**SET EXERCISE:**
Repeat every record below exactly, but leave out any pictures.

======== AVAILABLE RECORDS

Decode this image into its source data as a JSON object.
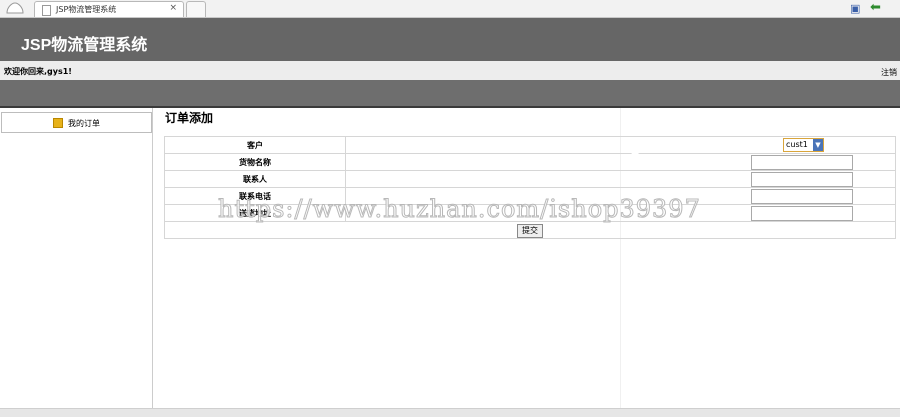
{
  "browser": {
    "tab_title": "JSP物流管理系统",
    "tab_close": "×"
  },
  "header": {
    "app_title": "JSP物流管理系统"
  },
  "infobar": {
    "welcome": "欢迎你回来,gys1!",
    "logout": "注销"
  },
  "sidebar": {
    "items": [
      {
        "label": "我的订单"
      }
    ]
  },
  "main": {
    "title": "订单添加",
    "form": {
      "rows": [
        {
          "label": "客户",
          "value": "cust1"
        },
        {
          "label": "货物名称",
          "value": ""
        },
        {
          "label": "联系人",
          "value": ""
        },
        {
          "label": "联系电话",
          "value": ""
        },
        {
          "label": "送货地址",
          "value": ""
        }
      ],
      "submit_label": "提交"
    }
  },
  "watermark": "https://www.huzhan.com/ishop39397"
}
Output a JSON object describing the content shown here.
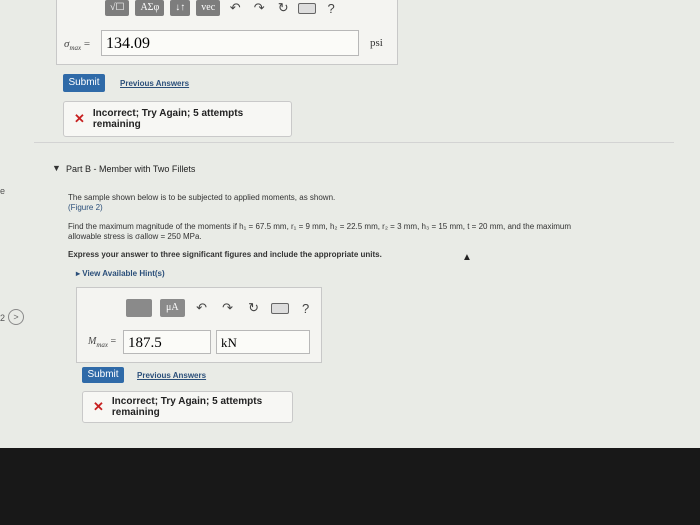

================

**ANSWER TO THE EXERCISE:**
Decode this image into its source data as a JSON object.
{
  "browser": {
    "tab_title": "JSP物流管理系统",
    "tab_close": "×"
  },
  "header": {
    "app_title": "JSP物流管理系统"
  },
  "infobar": {
    "welcome": "欢迎你回来,gys1!",
    "logout": "注销"
  },
  "sidebar": {
    "items": [
      {
        "label": "我的订单"
      }
    ]
  },
  "main": {
    "title": "订单添加",
    "form": {
      "rows": [
        {
          "label": "客户",
          "value": "cust1"
        },
        {
          "label": "货物名称",
          "value": ""
        },
        {
          "label": "联系人",
          "value": ""
        },
        {
          "label": "联系电话",
          "value": ""
        },
        {
          "label": "送货地址",
          "value": ""
        }
      ],
      "submit_label": "提交"
    }
  },
  "watermark": "https://www.huzhan.com/ishop39397"
}
Output a JSON object describing the content shown here.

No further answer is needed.